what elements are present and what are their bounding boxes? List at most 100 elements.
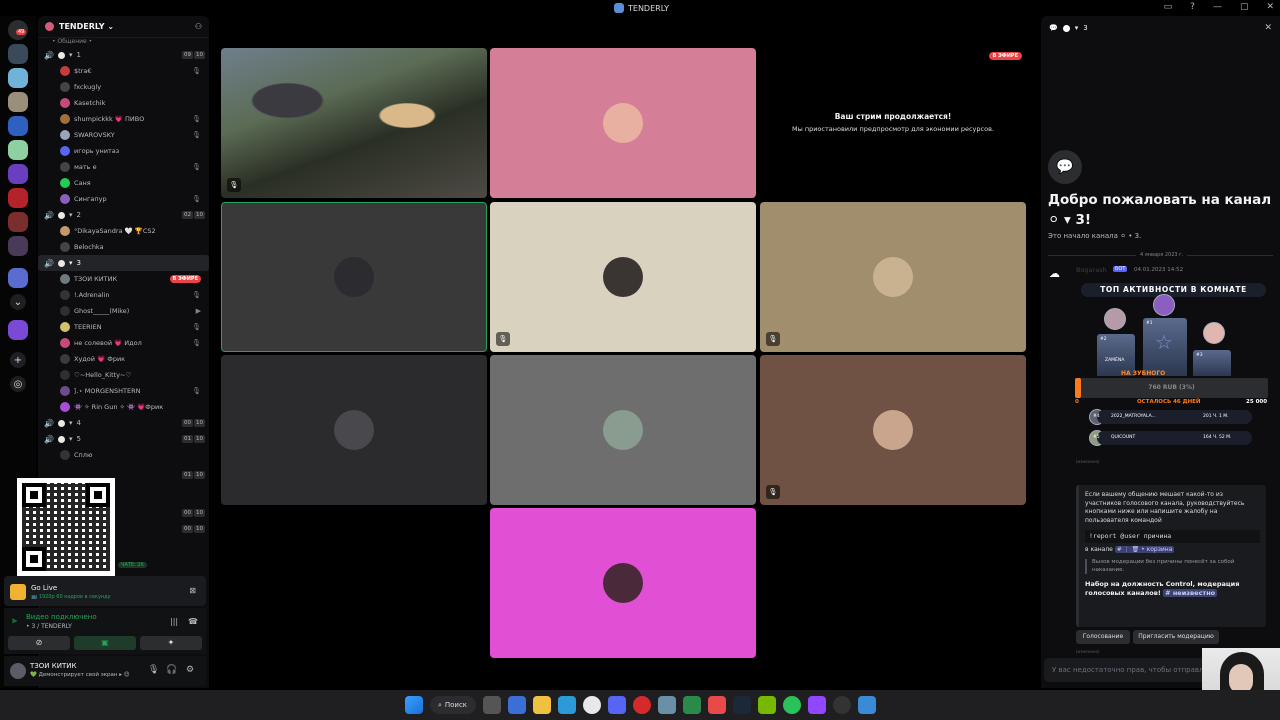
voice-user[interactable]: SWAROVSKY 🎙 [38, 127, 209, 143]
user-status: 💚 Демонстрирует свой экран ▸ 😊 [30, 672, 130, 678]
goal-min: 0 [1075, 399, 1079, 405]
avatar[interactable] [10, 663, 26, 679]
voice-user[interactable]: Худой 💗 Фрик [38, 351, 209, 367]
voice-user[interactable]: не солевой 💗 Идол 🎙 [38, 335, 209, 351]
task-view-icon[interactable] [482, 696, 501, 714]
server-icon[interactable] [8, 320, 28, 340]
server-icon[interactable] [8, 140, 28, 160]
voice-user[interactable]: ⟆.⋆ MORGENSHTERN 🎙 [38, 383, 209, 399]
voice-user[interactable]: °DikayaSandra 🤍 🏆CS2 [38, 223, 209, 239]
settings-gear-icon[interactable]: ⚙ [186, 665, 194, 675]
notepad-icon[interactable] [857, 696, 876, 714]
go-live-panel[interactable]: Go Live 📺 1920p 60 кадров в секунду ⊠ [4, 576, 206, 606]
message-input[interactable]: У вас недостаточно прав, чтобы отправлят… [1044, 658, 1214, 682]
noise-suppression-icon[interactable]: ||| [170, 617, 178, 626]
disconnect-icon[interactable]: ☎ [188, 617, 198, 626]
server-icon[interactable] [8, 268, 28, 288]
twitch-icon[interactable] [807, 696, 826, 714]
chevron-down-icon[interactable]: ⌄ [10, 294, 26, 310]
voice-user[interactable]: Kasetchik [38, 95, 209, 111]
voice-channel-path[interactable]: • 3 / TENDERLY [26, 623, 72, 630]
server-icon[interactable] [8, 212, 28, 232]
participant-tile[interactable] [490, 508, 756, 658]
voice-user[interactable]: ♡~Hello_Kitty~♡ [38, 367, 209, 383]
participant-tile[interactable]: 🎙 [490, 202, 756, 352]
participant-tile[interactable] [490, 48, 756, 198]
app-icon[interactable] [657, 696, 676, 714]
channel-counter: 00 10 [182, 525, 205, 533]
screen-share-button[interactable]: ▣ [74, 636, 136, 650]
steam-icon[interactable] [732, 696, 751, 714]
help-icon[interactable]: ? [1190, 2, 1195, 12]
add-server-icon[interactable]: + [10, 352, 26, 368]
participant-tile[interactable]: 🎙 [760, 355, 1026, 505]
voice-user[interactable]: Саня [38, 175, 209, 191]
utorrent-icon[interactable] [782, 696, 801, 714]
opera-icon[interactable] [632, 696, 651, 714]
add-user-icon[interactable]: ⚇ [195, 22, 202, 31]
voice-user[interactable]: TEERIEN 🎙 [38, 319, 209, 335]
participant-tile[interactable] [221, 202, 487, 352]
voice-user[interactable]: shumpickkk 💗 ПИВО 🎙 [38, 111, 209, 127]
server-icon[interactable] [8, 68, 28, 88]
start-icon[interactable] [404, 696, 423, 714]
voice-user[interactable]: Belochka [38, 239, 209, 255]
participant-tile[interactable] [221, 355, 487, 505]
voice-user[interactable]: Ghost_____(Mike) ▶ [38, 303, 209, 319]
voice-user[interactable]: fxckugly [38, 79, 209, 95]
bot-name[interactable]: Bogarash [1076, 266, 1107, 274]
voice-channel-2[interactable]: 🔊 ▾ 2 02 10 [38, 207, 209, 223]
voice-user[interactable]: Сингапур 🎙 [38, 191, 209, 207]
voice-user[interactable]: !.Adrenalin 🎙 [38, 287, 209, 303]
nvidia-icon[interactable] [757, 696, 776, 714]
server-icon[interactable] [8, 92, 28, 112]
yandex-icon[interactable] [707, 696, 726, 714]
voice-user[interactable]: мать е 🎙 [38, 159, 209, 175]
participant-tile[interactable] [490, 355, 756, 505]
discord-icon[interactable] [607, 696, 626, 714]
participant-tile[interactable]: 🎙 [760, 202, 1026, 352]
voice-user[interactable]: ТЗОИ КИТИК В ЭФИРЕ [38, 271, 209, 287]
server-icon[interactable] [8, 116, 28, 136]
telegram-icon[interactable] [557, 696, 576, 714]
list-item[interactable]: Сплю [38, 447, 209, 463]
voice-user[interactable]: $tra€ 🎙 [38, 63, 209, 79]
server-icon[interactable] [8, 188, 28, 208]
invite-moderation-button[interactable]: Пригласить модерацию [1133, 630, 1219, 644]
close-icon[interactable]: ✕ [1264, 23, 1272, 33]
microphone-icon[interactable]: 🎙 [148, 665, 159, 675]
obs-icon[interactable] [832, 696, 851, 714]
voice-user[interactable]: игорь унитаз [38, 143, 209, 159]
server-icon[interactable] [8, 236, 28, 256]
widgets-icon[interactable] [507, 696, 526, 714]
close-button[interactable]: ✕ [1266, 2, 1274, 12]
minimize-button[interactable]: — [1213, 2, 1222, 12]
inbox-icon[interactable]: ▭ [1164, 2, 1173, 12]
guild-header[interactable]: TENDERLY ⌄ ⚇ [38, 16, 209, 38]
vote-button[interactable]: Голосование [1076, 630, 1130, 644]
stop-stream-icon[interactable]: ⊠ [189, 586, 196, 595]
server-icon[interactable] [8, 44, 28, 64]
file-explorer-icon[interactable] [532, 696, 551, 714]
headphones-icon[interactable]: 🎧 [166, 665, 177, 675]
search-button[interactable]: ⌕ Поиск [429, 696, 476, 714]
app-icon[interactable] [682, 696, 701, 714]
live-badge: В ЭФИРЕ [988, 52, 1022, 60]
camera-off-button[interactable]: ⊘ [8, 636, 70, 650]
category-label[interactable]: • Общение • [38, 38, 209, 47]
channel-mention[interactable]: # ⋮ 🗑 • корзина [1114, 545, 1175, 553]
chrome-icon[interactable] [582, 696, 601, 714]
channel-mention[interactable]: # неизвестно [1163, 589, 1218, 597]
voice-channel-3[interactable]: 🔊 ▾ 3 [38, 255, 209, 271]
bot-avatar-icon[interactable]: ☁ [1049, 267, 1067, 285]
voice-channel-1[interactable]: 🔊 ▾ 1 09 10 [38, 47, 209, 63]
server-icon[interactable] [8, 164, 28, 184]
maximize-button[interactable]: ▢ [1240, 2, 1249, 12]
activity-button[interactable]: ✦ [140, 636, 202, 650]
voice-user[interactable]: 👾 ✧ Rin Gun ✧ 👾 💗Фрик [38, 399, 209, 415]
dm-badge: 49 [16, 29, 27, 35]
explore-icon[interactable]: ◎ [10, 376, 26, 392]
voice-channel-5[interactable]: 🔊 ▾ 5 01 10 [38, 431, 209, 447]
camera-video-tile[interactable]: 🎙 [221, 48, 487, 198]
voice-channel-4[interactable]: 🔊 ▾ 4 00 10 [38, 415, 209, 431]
====
Exercise requirements:
Reproduce the listing above word for word and line by line, omitting the picture.

Solution to the exercise:
what elements are present and what are their bounding boxes? List at most 100 elements.
voice-user[interactable]: SWAROVSKY 🎙 [38, 127, 209, 143]
user-status: 💚 Демонстрирует свой экран ▸ 😊 [30, 672, 130, 678]
goal-min: 0 [1075, 399, 1079, 405]
avatar[interactable] [10, 663, 26, 679]
voice-user[interactable]: Худой 💗 Фрик [38, 351, 209, 367]
voice-user[interactable]: не солевой 💗 Идол 🎙 [38, 335, 209, 351]
task-view-icon[interactable] [482, 696, 501, 714]
server-icon[interactable] [8, 320, 28, 340]
server-icon[interactable] [8, 140, 28, 160]
voice-user[interactable]: ⟆.⋆ MORGENSHTERN 🎙 [38, 383, 209, 399]
voice-user[interactable]: °DikayaSandra 🤍 🏆CS2 [38, 223, 209, 239]
settings-gear-icon[interactable]: ⚙ [186, 665, 194, 675]
notepad-icon[interactable] [857, 696, 876, 714]
go-live-panel[interactable]: Go Live 📺 1920p 60 кадров в секунду ⊠ [4, 576, 206, 606]
message-input[interactable]: У вас недостаточно прав, чтобы отправлят… [1044, 658, 1214, 682]
noise-suppression-icon[interactable]: ||| [170, 617, 178, 626]
disconnect-icon[interactable]: ☎ [188, 617, 198, 626]
server-icon[interactable] [8, 268, 28, 288]
twitch-icon[interactable] [807, 696, 826, 714]
chevron-down-icon[interactable]: ⌄ [10, 294, 26, 310]
voice-user[interactable]: Kasetchik [38, 95, 209, 111]
voice-channel-path[interactable]: • 3 / TENDERLY [26, 623, 72, 630]
server-icon[interactable] [8, 212, 28, 232]
participant-tile[interactable] [490, 508, 756, 658]
voice-user[interactable]: ♡~Hello_Kitty~♡ [38, 367, 209, 383]
participant-tile[interactable]: 🎙 [490, 202, 756, 352]
participant-tile[interactable] [490, 48, 756, 198]
app-icon[interactable] [657, 696, 676, 714]
channel-counter: 00 10 [182, 525, 205, 533]
screen-share-button[interactable]: ▣ [74, 636, 136, 650]
steam-icon[interactable] [732, 696, 751, 714]
help-icon[interactable]: ? [1190, 2, 1195, 12]
add-server-icon[interactable]: + [10, 352, 26, 368]
participant-tile[interactable]: 🎙 [760, 355, 1026, 505]
voice-user[interactable]: Саня [38, 175, 209, 191]
utorrent-icon[interactable] [782, 696, 801, 714]
opera-icon[interactable] [632, 696, 651, 714]
add-user-icon[interactable]: ⚇ [195, 22, 202, 31]
voice-user[interactable]: TEERIEN 🎙 [38, 319, 209, 335]
participant-tile[interactable] [221, 202, 487, 352]
voice-user[interactable]: shumpickkk 💗 ПИВО 🎙 [38, 111, 209, 127]
server-icon[interactable] [8, 68, 28, 88]
start-icon[interactable] [404, 696, 423, 714]
voice-user[interactable]: Belochka [38, 239, 209, 255]
participant-tile[interactable] [221, 355, 487, 505]
voice-user[interactable]: Ghost_____(Mike) ▶ [38, 303, 209, 319]
voice-user[interactable]: fxckugly [38, 79, 209, 95]
bot-name[interactable]: Bogarash [1076, 266, 1107, 274]
voice-channel-2[interactable]: 🔊 ▾ 2 02 10 [38, 207, 209, 223]
voice-user[interactable]: Сингапур 🎙 [38, 191, 209, 207]
voice-user[interactable]: !.Adrenalin 🎙 [38, 287, 209, 303]
nvidia-icon[interactable] [757, 696, 776, 714]
server-icon[interactable] [8, 92, 28, 112]
yandex-icon[interactable] [707, 696, 726, 714]
voice-user[interactable]: мать е 🎙 [38, 159, 209, 175]
participant-tile[interactable] [490, 355, 756, 505]
discord-icon[interactable] [607, 696, 626, 714]
participant-tile[interactable]: 🎙 [760, 202, 1026, 352]
voice-user[interactable]: ТЗОИ КИТИК В ЭФИРЕ [38, 271, 209, 287]
server-icon[interactable] [8, 116, 28, 136]
telegram-icon[interactable] [557, 696, 576, 714]
list-item[interactable]: Сплю [38, 447, 209, 463]
voice-user[interactable]: $tra€ 🎙 [38, 63, 209, 79]
server-icon[interactable] [8, 188, 28, 208]
invite-moderation-button[interactable]: Пригласить модерацию [1133, 630, 1219, 644]
close-icon[interactable]: ✕ [1264, 23, 1272, 33]
microphone-icon[interactable]: 🎙 [148, 665, 159, 675]
obs-icon[interactable] [832, 696, 851, 714]
voice-user[interactable]: игорь унитаз [38, 143, 209, 159]
server-icon[interactable] [8, 236, 28, 256]
widgets-icon[interactable] [507, 696, 526, 714]
close-button[interactable]: ✕ [1266, 2, 1274, 12]
minimize-button[interactable]: — [1213, 2, 1222, 12]
inbox-icon[interactable]: ▭ [1164, 2, 1173, 12]
guild-header[interactable]: TENDERLY ⌄ ⚇ [38, 16, 209, 38]
vote-button[interactable]: Голосование [1076, 630, 1130, 644]
stop-stream-icon[interactable]: ⊠ [189, 586, 196, 595]
server-icon[interactable] [8, 44, 28, 64]
file-explorer-icon[interactable] [532, 696, 551, 714]
headphones-icon[interactable]: 🎧 [166, 665, 177, 675]
search-button[interactable]: ⌕ Поиск [429, 696, 476, 714]
app-icon[interactable] [682, 696, 701, 714]
live-badge: В ЭФИРЕ [988, 52, 1022, 60]
camera-off-button[interactable]: ⊘ [8, 636, 70, 650]
category-label[interactable]: • Общение • [38, 38, 209, 47]
channel-mention[interactable]: # ⋮ 🗑 • корзина [1114, 545, 1175, 553]
chrome-icon[interactable] [582, 696, 601, 714]
channel-mention[interactable]: # неизвестно [1163, 589, 1218, 597]
voice-channel-3[interactable]: 🔊 ▾ 3 [38, 255, 209, 271]
bot-avatar-icon[interactable]: ☁ [1049, 267, 1067, 285]
voice-channel-1[interactable]: 🔊 ▾ 1 09 10 [38, 47, 209, 63]
server-icon[interactable] [8, 164, 28, 184]
maximize-button[interactable]: ▢ [1240, 2, 1249, 12]
activity-button[interactable]: ✦ [140, 636, 202, 650]
voice-user[interactable]: 👾 ✧ Rin Gun ✧ 👾 💗Фрик [38, 399, 209, 415]
dm-badge: 49 [16, 29, 27, 35]
explore-icon[interactable]: ◎ [10, 376, 26, 392]
voice-channel-5[interactable]: 🔊 ▾ 5 01 10 [38, 431, 209, 447]
camera-video-tile[interactable]: 🎙 [221, 48, 487, 198]
voice-channel-4[interactable]: 🔊 ▾ 4 00 10 [38, 415, 209, 431]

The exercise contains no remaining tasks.